* SHORT TASK:
Omit all pictures and give the records below again exactly as written.

### AVAILABLE DATA ###

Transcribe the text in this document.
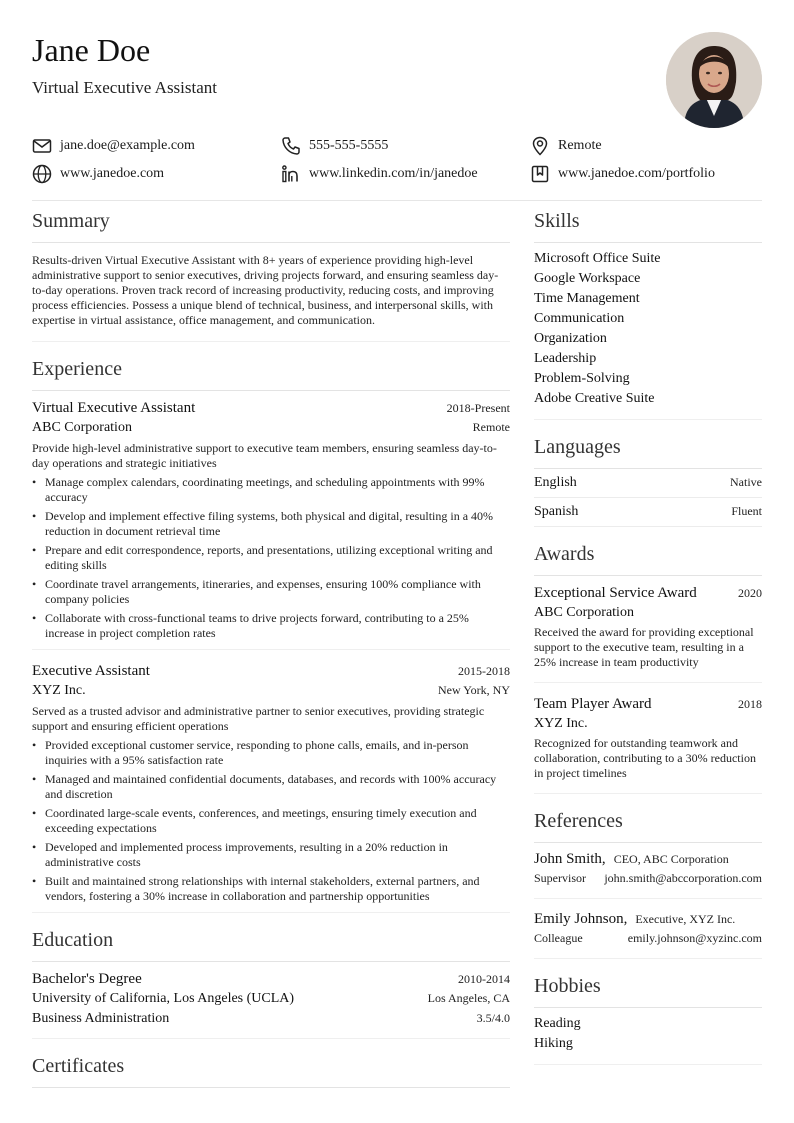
Jane Doe
Virtual Executive Assistant
jane.doe@example.com	555-555-5555	Remote
www.janedoe.com	www.linkedin.com/in/janedoe	www.janedoe.com/portfolio
Summary
Results-driven Virtual Executive Assistant with 8+ years of experience providing high-level administrative support to senior executives, driving projects forward, and ensuring seamless day-to-day operations. Proven track record of increasing productivity, reducing costs, and improving process efficiencies. Possess a unique blend of technical, business, and interpersonal skills, with expertise in virtual assistance, office management, and communication.
Experience
Virtual Executive Assistant	2018-Present
ABC Corporation	Remote
Provide high-level administrative support to executive team members, ensuring seamless day-to-day operations and strategic initiatives
• Manage complex calendars, coordinating meetings, and scheduling appointments with 99% accuracy
• Develop and implement effective filing systems, both physical and digital, resulting in a 40% reduction in document retrieval time
• Prepare and edit correspondence, reports, and presentations, utilizing exceptional writing and editing skills
• Coordinate travel arrangements, itineraries, and expenses, ensuring 100% compliance with company policies
• Collaborate with cross-functional teams to drive projects forward, contributing to a 25% increase in project completion rates
Executive Assistant	2015-2018
XYZ Inc.	New York, NY
Served as a trusted advisor and administrative partner to senior executives, providing strategic support and ensuring efficient operations
• Provided exceptional customer service, responding to phone calls, emails, and in-person inquiries with a 95% satisfaction rate
• Managed and maintained confidential documents, databases, and records with 100% accuracy and discretion
• Coordinated large-scale events, conferences, and meetings, ensuring timely execution and exceeding expectations
• Developed and implemented process improvements, resulting in a 20% reduction in administrative costs
• Built and maintained strong relationships with internal stakeholders, external partners, and vendors, fostering a 30% increase in collaboration and partnership opportunities
Education
Bachelor's Degree	2010-2014
University of California, Los Angeles (UCLA)	Los Angeles, CA
Business Administration	3.5/4.0
Certificates
Skills
Microsoft Office Suite
Google Workspace
Time Management
Communication
Organization
Leadership
Problem-Solving
Adobe Creative Suite
Languages
English	Native
Spanish	Fluent
Awards
Exceptional Service Award	2020
ABC Corporation
Received the award for providing exceptional support to the executive team, resulting in a 25% increase in team productivity
Team Player Award	2018
XYZ Inc.
Recognized for outstanding teamwork and collaboration, contributing to a 30% reduction in project timelines
References
John Smith, CEO, ABC Corporation
Supervisor john.smith@abccorporation.com
Emily Johnson, Executive, XYZ Inc.
Colleague	emily.johnson@xyzinc.com
Hobbies
Reading
Hiking
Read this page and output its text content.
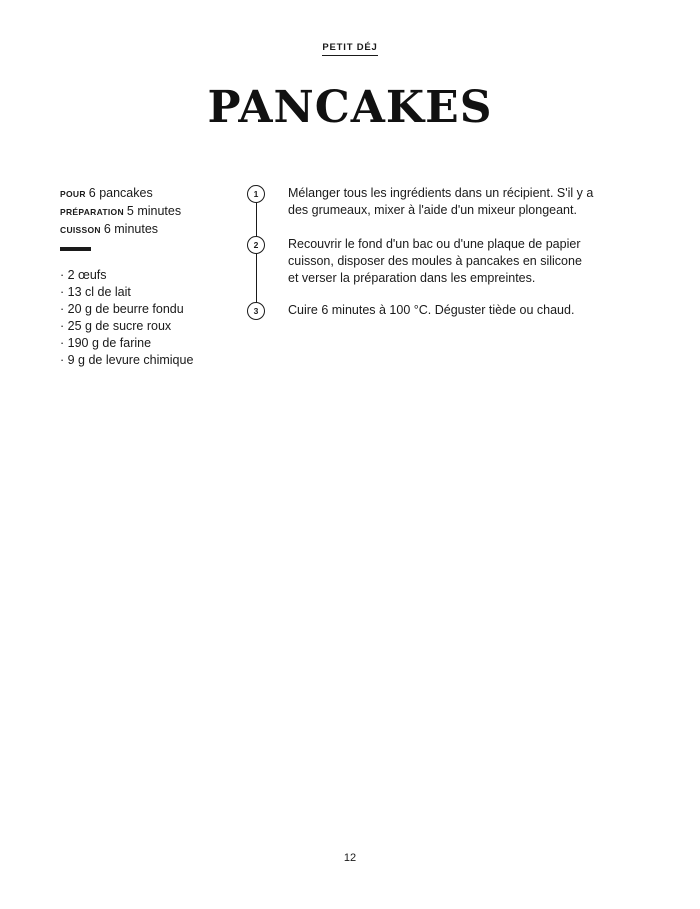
PETIT DÉJ
PANCAKES
POUR 6 pancakes
PRÉPARATION 5 minutes
CUISSON 6 minutes
· 2 œufs
· 13 cl de lait
· 20 g de beurre fondu
· 25 g de sucre roux
· 190 g de farine
· 9 g de levure chimique
1	Mélanger tous les ingrédients dans un récipient. S'il y a
des grumeaux, mixer à l'aide d'un mixeur plongeant.
2	Recouvrir le fond d'un bac ou d'une plaque de papier
cuisson, disposer des moules à pancakes en silicone
et verser la préparation dans les empreintes.
3	Cuire 6 minutes à 100 °C. Déguster tiède ou chaud.
12
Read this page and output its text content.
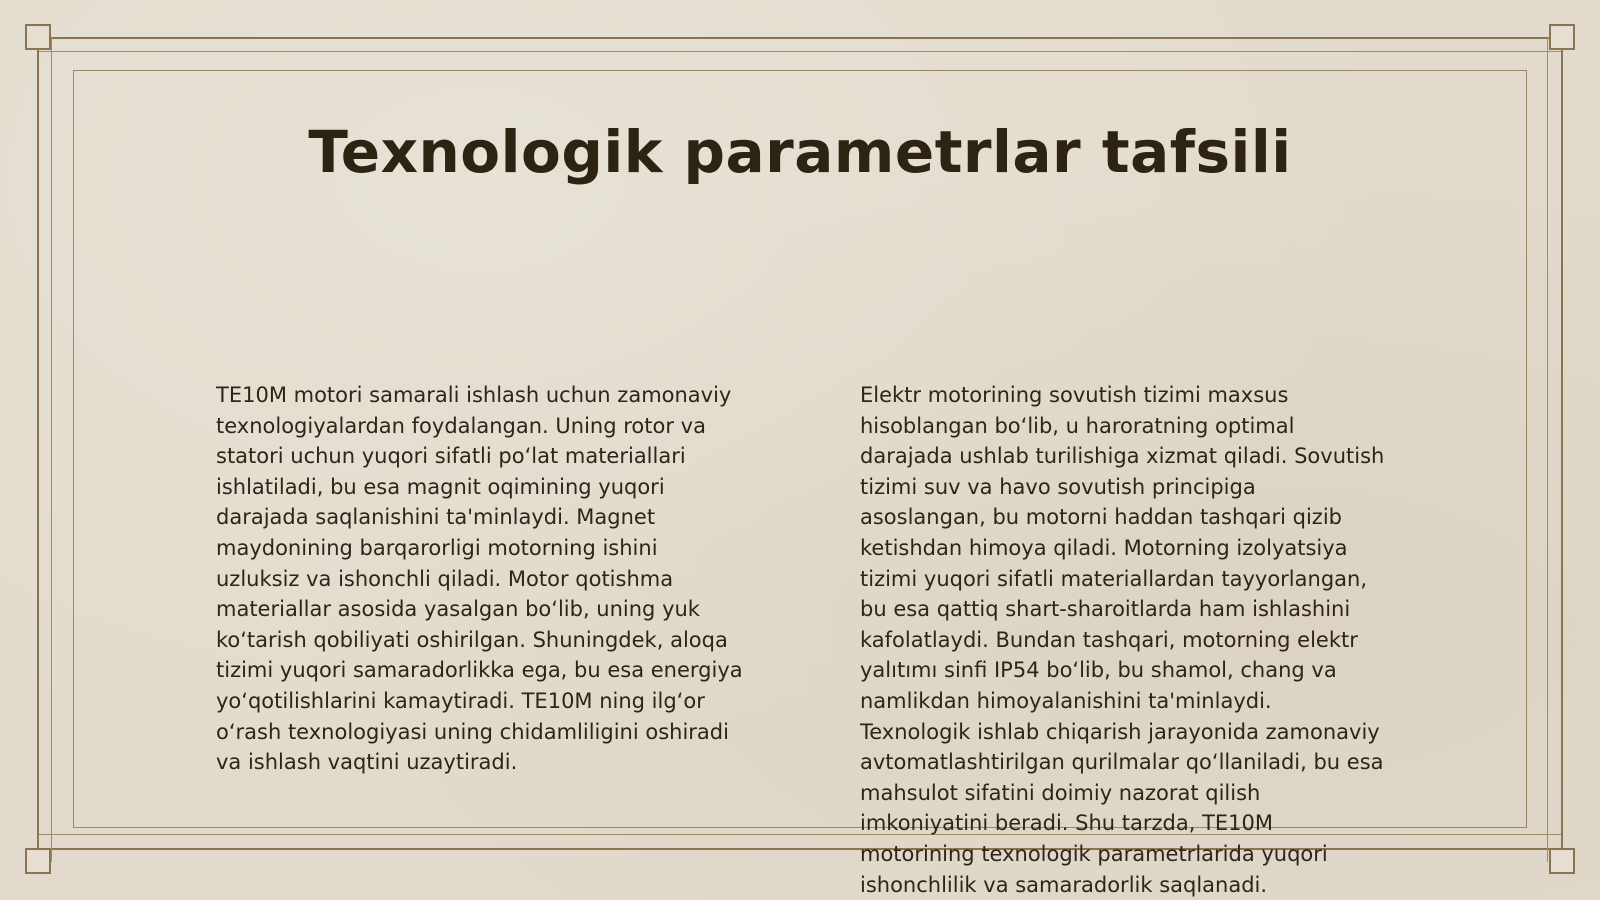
Texnologik parametrlar tafsili

TE10M motori samarali ishlash uchun zamonaviy texnologiyalardan foydalangan. Uning rotor va statori uchun yuqori sifatli po‘lat materiallari ishlatiladi, bu esa magnit oqimining yuqori darajada saqlanishini ta'minlaydi. Magnet maydonining barqarorligi motorning ishini uzluksiz va ishonchli qiladi. Motor qotishma materiallar asosida yasalgan bo‘lib, uning yuk ko‘tarish qobiliyati oshirilgan. Shuningdek, aloqa tizimi yuqori samaradorlikka ega, bu esa energiya yo‘qotilishlarini kamaytiradi. TE10M ning ilg‘or o‘rash texnologiyasi uning chidamliligini oshiradi va ishlash vaqtini uzaytiradi.

Elektr motorining sovutish tizimi maxsus hisoblangan bo‘lib, u haroratning optimal darajada ushlab turilishiga xizmat qiladi. Sovutish tizimi suv va havo sovutish principiga asoslangan, bu motorni haddan tashqari qizib ketishdan himoya qiladi. Motorning izolyatsiya tizimi yuqori sifatli materiallardan tayyorlangan, bu esa qattiq shart-sharoitlarda ham ishlashini kafolatlaydi. Bundan tashqari, motorning elektr yalıtımı sinfi IP54 bo‘lib, bu shamol, chang va namlikdan himoyalanishini ta'minlaydi. Texnologik ishlab chiqarish jarayonida zamonaviy avtomatlashtirilgan qurilmalar qo‘llaniladi, bu esa mahsulot sifatini doimiy nazorat qilish imkoniyatini beradi. Shu tarzda, TE10M motorining texnologik parametrlarida yuqori ishonchlilik va samaradorlik saqlanadi.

###

* ANSWER TO THIS EXERCISE:
Transcribe the text in this document.
Jane Doe
Virtual Executive Assistant
jane.doe@example.com	555-555-5555	Remote
www.janedoe.com	www.linkedin.com/in/janedoe	www.janedoe.com/portfolio
Summary
Results-driven Virtual Executive Assistant with 8+ years of experience providing high-level administrative support to senior executives, driving projects forward, and ensuring seamless day-to-day operations. Proven track record of increasing productivity, reducing costs, and improving process efficiencies. Possess a unique blend of technical, business, and interpersonal skills, with expertise in virtual assistance, office management, and communication.
Experience
Virtual Executive Assistant	2018-Present
ABC Corporation	Remote
Provide high-level administrative support to executive team members, ensuring seamless day-to-day operations and strategic initiatives
• Manage complex calendars, coordinating meetings, and scheduling appointments with 99% accuracy
• Develop and implement effective filing systems, both physical and digital, resulting in a 40% reduction in document retrieval time
• Prepare and edit correspondence, reports, and presentations, utilizing exceptional writing and editing skills
• Coordinate travel arrangements, itineraries, and expenses, ensuring 100% compliance with company policies
• Collaborate with cross-functional teams to drive projects forward, contributing to a 25% increase in project completion rates
Executive Assistant	2015-2018
XYZ Inc.	New York, NY
Served as a trusted advisor and administrative partner to senior executives, providing strategic support and ensuring efficient operations
• Provided exceptional customer service, responding to phone calls, emails, and in-person inquiries with a 95% satisfaction rate
• Managed and maintained confidential documents, databases, and records with 100% accuracy and discretion
• Coordinated large-scale events, conferences, and meetings, ensuring timely execution and exceeding expectations
• Developed and implemented process improvements, resulting in a 20% reduction in administrative costs
• Built and maintained strong relationships with internal stakeholders, external partners, and vendors, fostering a 30% increase in collaboration and partnership opportunities
Education
Bachelor's Degree	2010-2014
University of California, Los Angeles (UCLA)	Los Angeles, CA
Business Administration	3.5/4.0
Certificates
Skills
Microsoft Office Suite
Google Workspace
Time Management
Communication
Organization
Leadership
Problem-Solving
Adobe Creative Suite
Languages
English	Native
Spanish	Fluent
Awards
Exceptional Service Award	2020
ABC Corporation
Received the award for providing exceptional support to the executive team, resulting in a 25% increase in team productivity
Team Player Award	2018
XYZ Inc.
Recognized for outstanding teamwork and collaboration, contributing to a 30% reduction in project timelines
References
John Smith, CEO, ABC Corporation
Supervisor john.smith@abccorporation.com
Emily Johnson, Executive, XYZ Inc.
Colleague	emily.johnson@xyzinc.com
Hobbies
Reading
Hiking
Read this page and output its text content.
PETIT DÉJ
PANCAKES
POUR 6 pancakes
PRÉPARATION 5 minutes
CUISSON 6 minutes
· 2 œufs
· 13 cl de lait
· 20 g de beurre fondu
· 25 g de sucre roux
· 190 g de farine
· 9 g de levure chimique
1	Mélanger tous les ingrédients dans un récipient. S'il y a
des grumeaux, mixer à l'aide d'un mixeur plongeant.
2	Recouvrir le fond d'un bac ou d'une plaque de papier
cuisson, disposer des moules à pancakes en silicone
et verser la préparation dans les empreintes.
3	Cuire 6 minutes à 100 °C. Déguster tiède ou chaud.
12
Read this page and output its text content.
Texnologik parametrlar tafsili

TE10M motori samarali ishlash uchun zamonaviy texnologiyalardan foydalangan. Uning rotor va statori uchun yuqori sifatli po‘lat materiallari ishlatiladi, bu esa magnit oqimining yuqori darajada saqlanishini ta'minlaydi. Magnet maydonining barqarorligi motorning ishini uzluksiz va ishonchli qiladi. Motor qotishma materiallar asosida yasalgan bo‘lib, uning yuk ko‘tarish qobiliyati oshirilgan. Shuningdek, aloqa tizimi yuqori samaradorlikka ega, bu esa energiya yo‘qotilishlarini kamaytiradi. TE10M ning ilg‘or o‘rash texnologiyasi uning chidamliligini oshiradi va ishlash vaqtini uzaytiradi.

Elektr motorining sovutish tizimi maxsus hisoblangan bo‘lib, u haroratning optimal darajada ushlab turilishiga xizmat qiladi. Sovutish tizimi suv va havo sovutish principiga asoslangan, bu motorni haddan tashqari qizib ketishdan himoya qiladi. Motorning izolyatsiya tizimi yuqori sifatli materiallardan tayyorlangan, bu esa qattiq shart-sharoitlarda ham ishlashini kafolatlaydi. Bundan tashqari, motorning elektr yalıtımı sinfi IP54 bo‘lib, bu shamol, chang va namlikdan himoyalanishini ta'minlaydi. Texnologik ishlab chiqarish jarayonida zamonaviy avtomatlashtirilgan qurilmalar qo‘llaniladi, bu esa mahsulot sifatini doimiy nazorat qilish imkoniyatini beradi. Shu tarzda, TE10M motorining texnologik parametrlarida yuqori ishonchlilik va samaradorlik saqlanadi.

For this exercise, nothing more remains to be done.